**Work required**
Copy each line of the data below with the word "FULL".

**Given entries**
◇ ◇ ◇
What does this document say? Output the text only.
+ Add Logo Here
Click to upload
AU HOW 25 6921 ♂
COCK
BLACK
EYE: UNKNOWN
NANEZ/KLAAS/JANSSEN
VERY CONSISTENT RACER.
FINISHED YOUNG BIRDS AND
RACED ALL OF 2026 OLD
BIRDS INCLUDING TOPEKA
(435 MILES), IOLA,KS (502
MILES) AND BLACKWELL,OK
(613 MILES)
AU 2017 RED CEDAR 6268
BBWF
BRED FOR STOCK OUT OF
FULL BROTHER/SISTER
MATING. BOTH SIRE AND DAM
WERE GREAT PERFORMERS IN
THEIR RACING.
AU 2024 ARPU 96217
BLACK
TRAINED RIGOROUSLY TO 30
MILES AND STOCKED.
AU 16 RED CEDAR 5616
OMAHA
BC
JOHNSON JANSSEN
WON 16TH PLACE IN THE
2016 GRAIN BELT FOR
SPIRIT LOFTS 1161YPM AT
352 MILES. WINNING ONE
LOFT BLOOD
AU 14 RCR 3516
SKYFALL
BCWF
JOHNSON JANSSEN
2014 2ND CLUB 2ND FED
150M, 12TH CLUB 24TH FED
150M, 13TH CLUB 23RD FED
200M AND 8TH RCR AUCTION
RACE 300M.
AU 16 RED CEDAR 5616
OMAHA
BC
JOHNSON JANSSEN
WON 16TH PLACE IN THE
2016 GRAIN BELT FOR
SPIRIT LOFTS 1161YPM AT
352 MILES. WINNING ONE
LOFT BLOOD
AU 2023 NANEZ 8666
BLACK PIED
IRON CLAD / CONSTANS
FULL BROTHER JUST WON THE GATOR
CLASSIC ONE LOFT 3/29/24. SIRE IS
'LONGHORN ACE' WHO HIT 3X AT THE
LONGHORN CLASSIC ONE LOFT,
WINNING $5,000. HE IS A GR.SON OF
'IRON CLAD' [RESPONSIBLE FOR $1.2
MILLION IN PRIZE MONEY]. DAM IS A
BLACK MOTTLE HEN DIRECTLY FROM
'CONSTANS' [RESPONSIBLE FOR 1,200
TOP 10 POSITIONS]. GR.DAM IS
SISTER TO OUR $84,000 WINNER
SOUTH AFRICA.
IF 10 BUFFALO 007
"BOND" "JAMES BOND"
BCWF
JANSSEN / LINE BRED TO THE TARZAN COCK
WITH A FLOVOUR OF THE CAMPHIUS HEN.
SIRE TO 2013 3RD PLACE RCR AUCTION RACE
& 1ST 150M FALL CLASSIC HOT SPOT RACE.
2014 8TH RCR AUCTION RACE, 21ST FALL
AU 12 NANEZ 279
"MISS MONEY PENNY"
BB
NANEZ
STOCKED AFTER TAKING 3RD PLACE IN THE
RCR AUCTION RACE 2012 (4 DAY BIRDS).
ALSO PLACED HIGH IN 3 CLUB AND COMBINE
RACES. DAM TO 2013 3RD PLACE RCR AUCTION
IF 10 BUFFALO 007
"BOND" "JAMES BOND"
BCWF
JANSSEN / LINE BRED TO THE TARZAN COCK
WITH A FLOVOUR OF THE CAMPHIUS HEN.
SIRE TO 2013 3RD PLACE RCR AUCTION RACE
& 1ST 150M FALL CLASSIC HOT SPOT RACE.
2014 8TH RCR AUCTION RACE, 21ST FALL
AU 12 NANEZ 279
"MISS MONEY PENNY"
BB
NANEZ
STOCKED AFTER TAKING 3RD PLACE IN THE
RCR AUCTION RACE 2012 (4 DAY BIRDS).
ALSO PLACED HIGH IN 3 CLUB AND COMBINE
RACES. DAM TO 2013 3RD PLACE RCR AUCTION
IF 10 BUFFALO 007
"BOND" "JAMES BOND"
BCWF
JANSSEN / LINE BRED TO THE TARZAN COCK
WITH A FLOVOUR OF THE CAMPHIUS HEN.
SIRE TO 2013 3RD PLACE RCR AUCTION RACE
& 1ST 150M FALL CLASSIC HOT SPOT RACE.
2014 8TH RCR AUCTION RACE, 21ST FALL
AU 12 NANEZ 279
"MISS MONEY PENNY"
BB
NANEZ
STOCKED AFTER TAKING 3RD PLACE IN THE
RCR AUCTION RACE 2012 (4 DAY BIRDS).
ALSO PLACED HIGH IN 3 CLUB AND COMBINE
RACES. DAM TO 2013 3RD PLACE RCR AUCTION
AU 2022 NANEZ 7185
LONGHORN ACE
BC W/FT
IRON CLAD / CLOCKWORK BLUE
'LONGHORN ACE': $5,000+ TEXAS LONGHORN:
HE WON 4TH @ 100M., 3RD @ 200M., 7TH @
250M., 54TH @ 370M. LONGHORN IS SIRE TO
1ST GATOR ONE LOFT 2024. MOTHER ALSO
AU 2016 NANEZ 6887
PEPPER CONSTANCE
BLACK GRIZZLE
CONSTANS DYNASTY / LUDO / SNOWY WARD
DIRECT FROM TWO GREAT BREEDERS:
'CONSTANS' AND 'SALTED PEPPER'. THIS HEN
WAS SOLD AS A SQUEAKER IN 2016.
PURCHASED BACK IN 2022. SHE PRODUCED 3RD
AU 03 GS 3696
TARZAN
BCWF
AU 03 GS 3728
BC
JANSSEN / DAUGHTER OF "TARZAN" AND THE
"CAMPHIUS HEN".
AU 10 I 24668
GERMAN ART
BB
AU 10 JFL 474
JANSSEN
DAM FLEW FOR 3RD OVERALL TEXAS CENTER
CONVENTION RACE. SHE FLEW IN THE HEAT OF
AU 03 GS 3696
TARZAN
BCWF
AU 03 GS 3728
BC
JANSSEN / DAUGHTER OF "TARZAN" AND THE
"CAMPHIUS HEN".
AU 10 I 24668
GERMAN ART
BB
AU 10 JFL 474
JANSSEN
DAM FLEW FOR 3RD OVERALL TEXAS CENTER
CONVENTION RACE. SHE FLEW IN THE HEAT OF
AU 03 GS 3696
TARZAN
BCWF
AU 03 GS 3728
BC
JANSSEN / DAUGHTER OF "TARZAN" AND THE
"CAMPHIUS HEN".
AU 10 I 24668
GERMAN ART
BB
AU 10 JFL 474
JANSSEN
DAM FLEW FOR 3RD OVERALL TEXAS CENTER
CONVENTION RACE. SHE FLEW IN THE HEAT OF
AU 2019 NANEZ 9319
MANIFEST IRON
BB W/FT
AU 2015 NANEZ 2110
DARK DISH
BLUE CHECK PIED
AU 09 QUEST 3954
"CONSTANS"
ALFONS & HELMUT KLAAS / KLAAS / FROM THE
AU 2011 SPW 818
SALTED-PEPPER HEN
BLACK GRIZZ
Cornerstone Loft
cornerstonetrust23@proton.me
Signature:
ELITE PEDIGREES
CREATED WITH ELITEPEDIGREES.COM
◇ ◇ ◇
**Final answer**
FULL BROTHER/SISTER
FULL BROTHER JUST WON THE GATOR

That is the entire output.